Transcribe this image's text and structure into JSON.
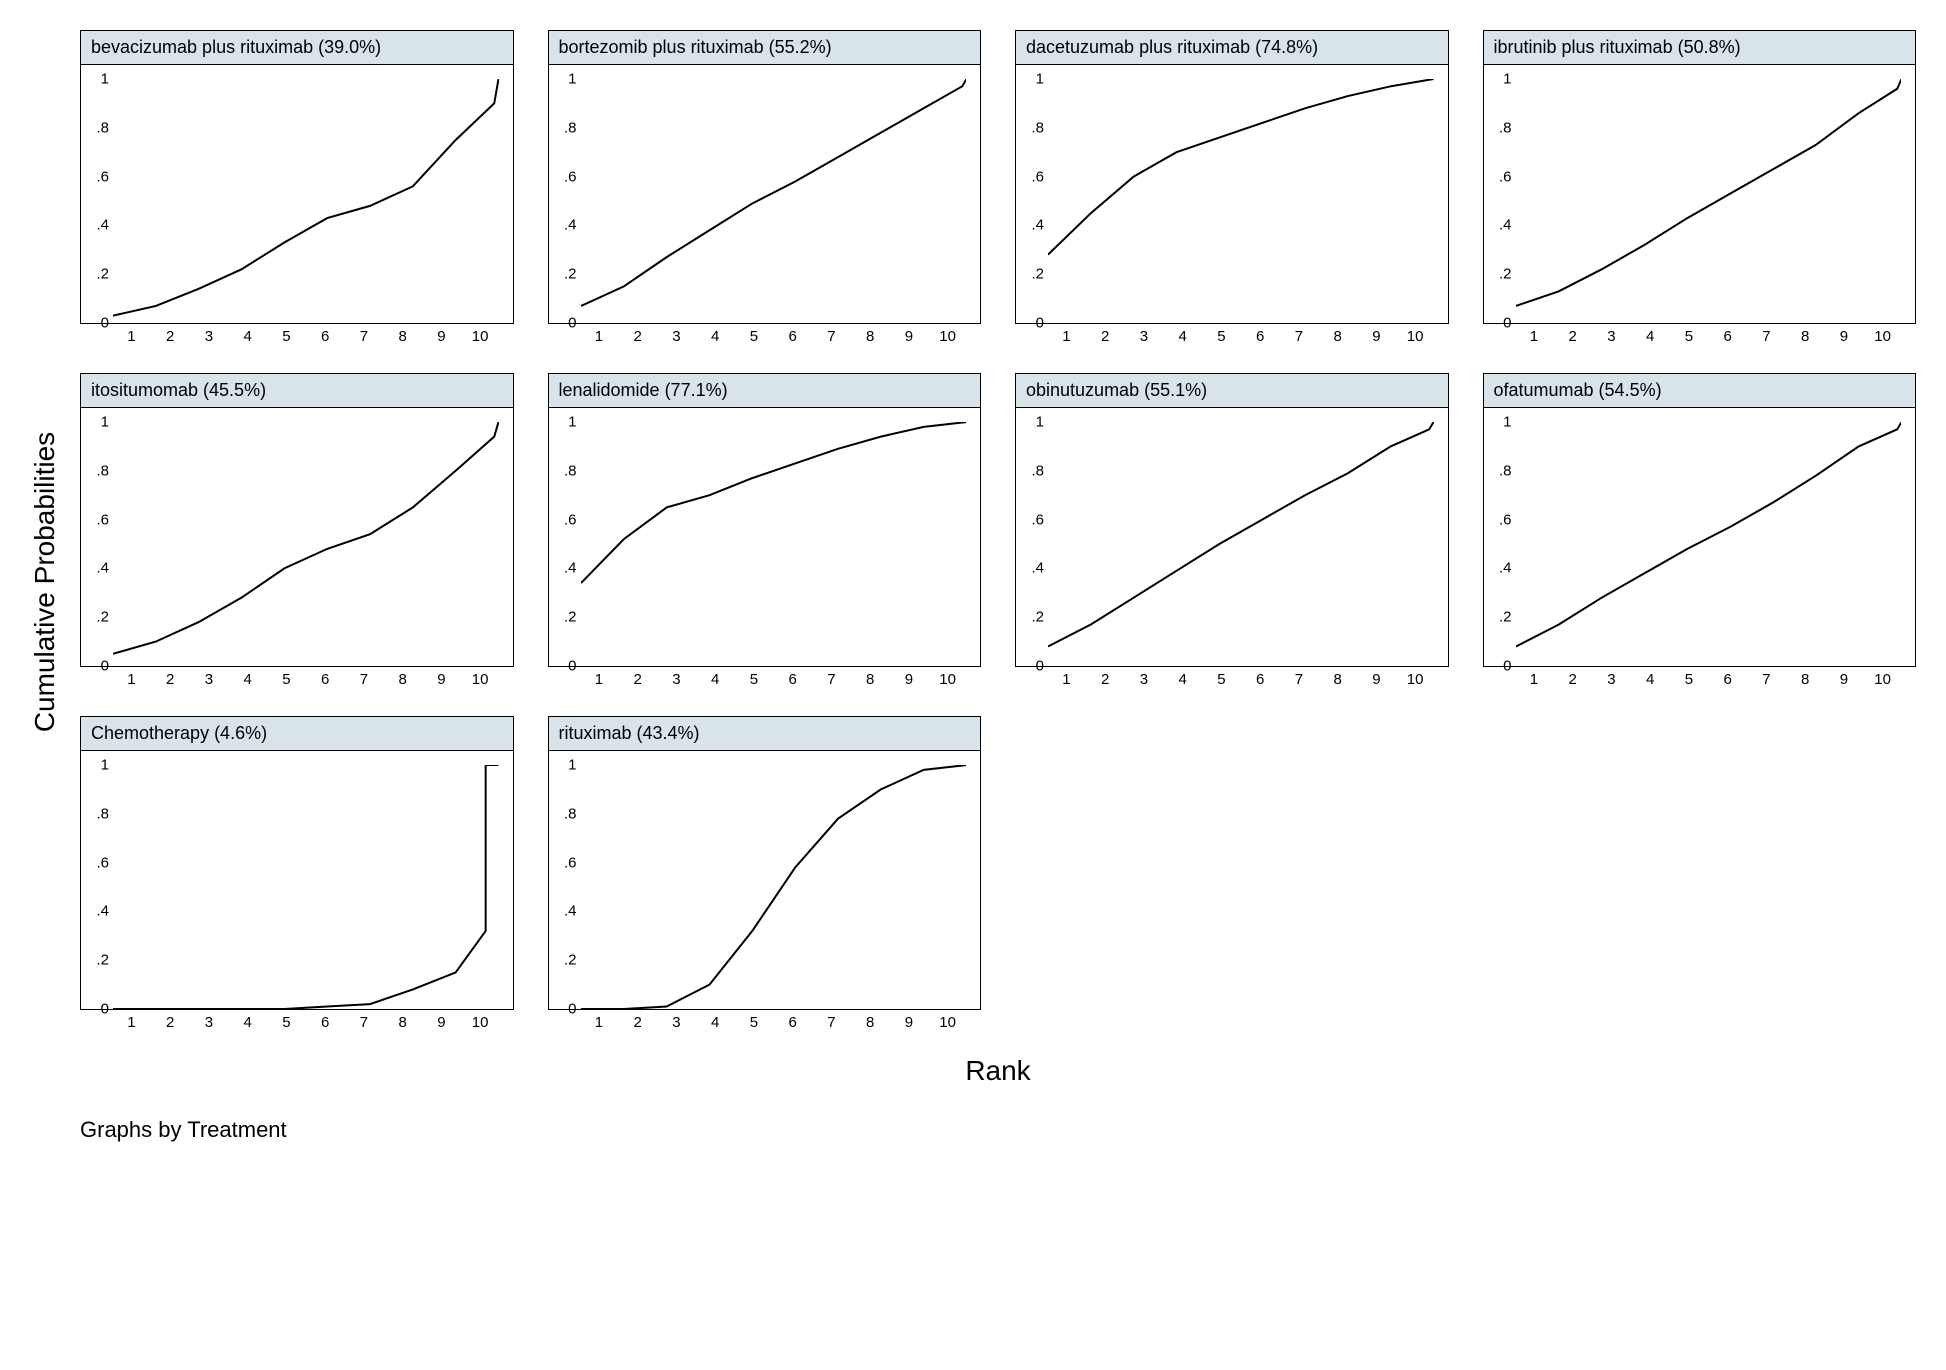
{
  "global": {
    "ylabel": "Cumulative Probabilities",
    "xlabel": "Rank",
    "footnote": "Graphs by Treatment",
    "x_ticks": [
      1,
      2,
      3,
      4,
      5,
      6,
      7,
      8,
      9,
      10
    ],
    "y_ticks": [
      0,
      0.2,
      0.4,
      0.6,
      0.8,
      1
    ],
    "y_tick_labels": [
      "0",
      ".2",
      ".4",
      ".6",
      ".8",
      "1"
    ],
    "xlim": [
      1,
      10
    ],
    "ylim": [
      0,
      1
    ],
    "line_color": "#000000",
    "line_width": 2.0,
    "title_bg": "#d8e3ea",
    "panel_bg": "#ffffff",
    "border_color": "#000000",
    "font_family": "Arial",
    "tick_fontsize": 15,
    "title_fontsize": 18,
    "axis_label_fontsize": 28,
    "grid_cols": 4,
    "grid_rows": 3
  },
  "panels": [
    {
      "title": "bevacizumab plus rituximab (39.0%)",
      "x": [
        1,
        2,
        3,
        4,
        5,
        6,
        7,
        8,
        9,
        9.9,
        10
      ],
      "y": [
        0.03,
        0.07,
        0.14,
        0.22,
        0.33,
        0.43,
        0.48,
        0.56,
        0.75,
        0.9,
        1.0
      ]
    },
    {
      "title": "bortezomib plus rituximab (55.2%)",
      "x": [
        1,
        2,
        3,
        4,
        5,
        6,
        7,
        8,
        9,
        9.9,
        10
      ],
      "y": [
        0.07,
        0.15,
        0.27,
        0.38,
        0.49,
        0.58,
        0.68,
        0.78,
        0.88,
        0.97,
        1.0
      ]
    },
    {
      "title": "dacetuzumab plus rituximab (74.8%)",
      "x": [
        1,
        2,
        3,
        4,
        5,
        6,
        7,
        8,
        9,
        10
      ],
      "y": [
        0.28,
        0.45,
        0.6,
        0.7,
        0.76,
        0.82,
        0.88,
        0.93,
        0.97,
        1.0
      ]
    },
    {
      "title": "ibrutinib plus rituximab (50.8%)",
      "x": [
        1,
        2,
        3,
        4,
        5,
        6,
        7,
        8,
        9,
        9.9,
        10
      ],
      "y": [
        0.07,
        0.13,
        0.22,
        0.32,
        0.43,
        0.53,
        0.63,
        0.73,
        0.86,
        0.96,
        1.0
      ]
    },
    {
      "title": "itositumomab (45.5%)",
      "x": [
        1,
        2,
        3,
        4,
        5,
        6,
        7,
        8,
        9,
        9.9,
        10
      ],
      "y": [
        0.05,
        0.1,
        0.18,
        0.28,
        0.4,
        0.48,
        0.54,
        0.65,
        0.8,
        0.94,
        1.0
      ]
    },
    {
      "title": "lenalidomide (77.1%)",
      "x": [
        1,
        2,
        3,
        4,
        5,
        6,
        7,
        8,
        9,
        10
      ],
      "y": [
        0.34,
        0.52,
        0.65,
        0.7,
        0.77,
        0.83,
        0.89,
        0.94,
        0.98,
        1.0
      ]
    },
    {
      "title": "obinutuzumab (55.1%)",
      "x": [
        1,
        2,
        3,
        4,
        5,
        6,
        7,
        8,
        9,
        9.9,
        10
      ],
      "y": [
        0.08,
        0.17,
        0.28,
        0.39,
        0.5,
        0.6,
        0.7,
        0.79,
        0.9,
        0.97,
        1.0
      ]
    },
    {
      "title": "ofatumumab (54.5%)",
      "x": [
        1,
        2,
        3,
        4,
        5,
        6,
        7,
        8,
        9,
        9.9,
        10
      ],
      "y": [
        0.08,
        0.17,
        0.28,
        0.38,
        0.48,
        0.57,
        0.67,
        0.78,
        0.9,
        0.97,
        1.0
      ]
    },
    {
      "title": "Chemotherapy (4.6%)",
      "x": [
        1,
        2,
        3,
        4,
        5,
        6,
        7,
        8,
        9,
        9.7,
        9.7,
        10
      ],
      "y": [
        0.0,
        0.0,
        0.0,
        0.0,
        0.0,
        0.01,
        0.02,
        0.08,
        0.15,
        0.32,
        1.0,
        1.0
      ]
    },
    {
      "title": "rituximab (43.4%)",
      "x": [
        1,
        2,
        3,
        4,
        5,
        6,
        7,
        8,
        9,
        10
      ],
      "y": [
        0.0,
        0.0,
        0.01,
        0.1,
        0.32,
        0.58,
        0.78,
        0.9,
        0.98,
        1.0
      ]
    }
  ]
}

---+---

WHAT THE EXERCISE ASKS
All lines above containing the string "plus" are to be collected.

IN RESPONSE
      "title": "bevacizumab plus rituximab (39.0%)",
      "title": "bortezomib plus rituximab (55.2%)",
      "title": "dacetuzumab plus rituximab (74.8%)",
      "title": "ibrutinib plus rituximab (50.8%)",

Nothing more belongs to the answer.